[Collection entries]
━━━━━━━━━━━━━━━━━━━━

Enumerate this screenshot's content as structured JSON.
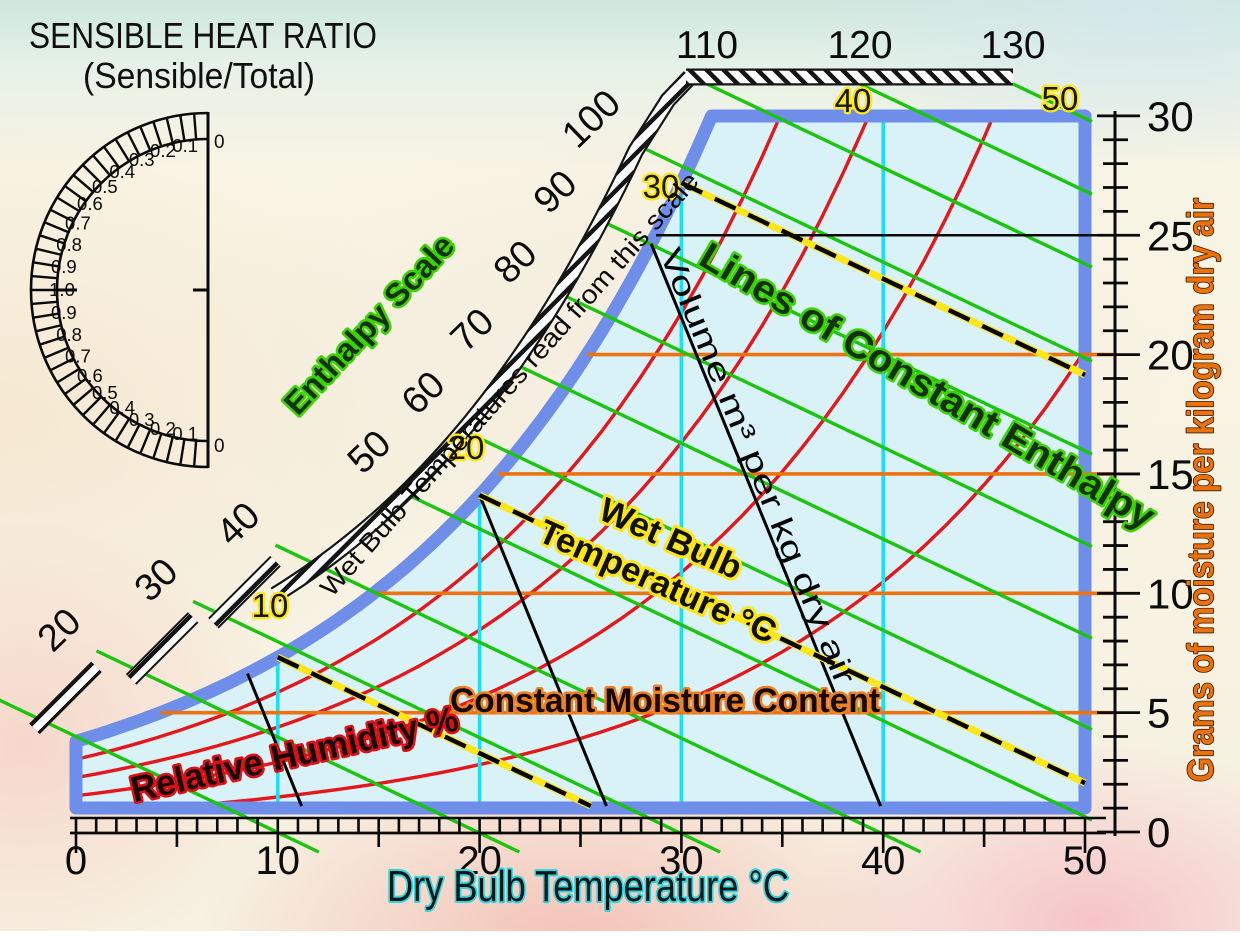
{
  "header": {
    "title_line1": "SENSIBLE HEAT RATIO",
    "title_line2": "(Sensible/Total)"
  },
  "labels": {
    "enthalpy_scale": "Enthalpy Scale",
    "constant_enthalpy": "Lines of Constant Enthalpy",
    "wet_bulb_note": "Wet Bulb Temperatures read from this scale",
    "wet_bulb_line1": "Wet Bulb",
    "wet_bulb_line2": "Temperature °C",
    "volume": "Volume m³ per kg dry air",
    "moisture": "Constant Moisture Content",
    "relative_humidity": "Relative Humidity %",
    "x_axis": "Dry Bulb Temperature °C",
    "y_axis": "Grams of moisture per kilogram dry air"
  },
  "chart_data": {
    "type": "psychrometric-chart",
    "x_axis": {
      "label": "Dry Bulb Temperature °C",
      "min": 0,
      "max": 50,
      "major_tick_labels": [
        "0",
        "10",
        "20",
        "30",
        "40",
        "50"
      ],
      "minor_step": 1
    },
    "y_axis": {
      "label": "Grams of moisture per kilogram dry air",
      "min": 0,
      "max": 30,
      "major_tick_labels": [
        "0",
        "5",
        "10",
        "15",
        "20",
        "25",
        "30"
      ],
      "minor_step": 1
    },
    "enthalpy": {
      "line_values": [
        10,
        20,
        30,
        40,
        50,
        60,
        70,
        80,
        90,
        100,
        110,
        120,
        130
      ],
      "diagonal_scale_labels": [
        "20",
        "30",
        "40",
        "50",
        "60",
        "70",
        "80",
        "90",
        "100"
      ],
      "top_scale_labels": [
        "110",
        "120",
        "130"
      ],
      "line_color": "#1bc50e",
      "text_outline_color": "#3bd400"
    },
    "wet_bulb": {
      "lines_drawn": [
        10,
        20,
        30
      ],
      "scale_labels": [
        "10",
        "20",
        "30",
        "40",
        "50"
      ],
      "dash_color": "#000000",
      "underlay_color": "#ffe619"
    },
    "relative_humidity": {
      "curve_fractions": [
        0.2,
        0.4,
        0.6,
        0.8
      ],
      "color": "#e3171c"
    },
    "moisture_lines": {
      "values": [
        5,
        10,
        15,
        20
      ],
      "color": "#ee7210"
    },
    "dry_bulb_lines": {
      "values": [
        10,
        20,
        30,
        40
      ],
      "color": "#1cdff0"
    },
    "volume_lines": {
      "dry_bulb_anchors": [
        8.5,
        20,
        28.5
      ],
      "color": "#000000"
    },
    "callout_line": {
      "moisture_value": 25
    },
    "saturation": {
      "border_color": "#6e8ee9",
      "fill_color": "#d8f2f8"
    },
    "shr_protractor": {
      "labels": [
        "0",
        "0.1",
        "0.2",
        "0.3",
        "0.4",
        "0.5",
        "0.6",
        "0.7",
        "0.8",
        "0.9",
        "1.0",
        "0.9",
        "0.8",
        "0.7",
        "0.6",
        "0.5",
        "0.4",
        "0.3",
        "0.2",
        "0.1",
        "0"
      ],
      "tick_step": 0.05
    }
  }
}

━━━━━━━━━━━━━━━━━━━━

Do this -
Copy each line of the entries that includes the word "kilogram".

Response -
    "y_axis": "Grams of moisture per kilogram dry air"
      "label": "Grams of moisture per kilogram dry air",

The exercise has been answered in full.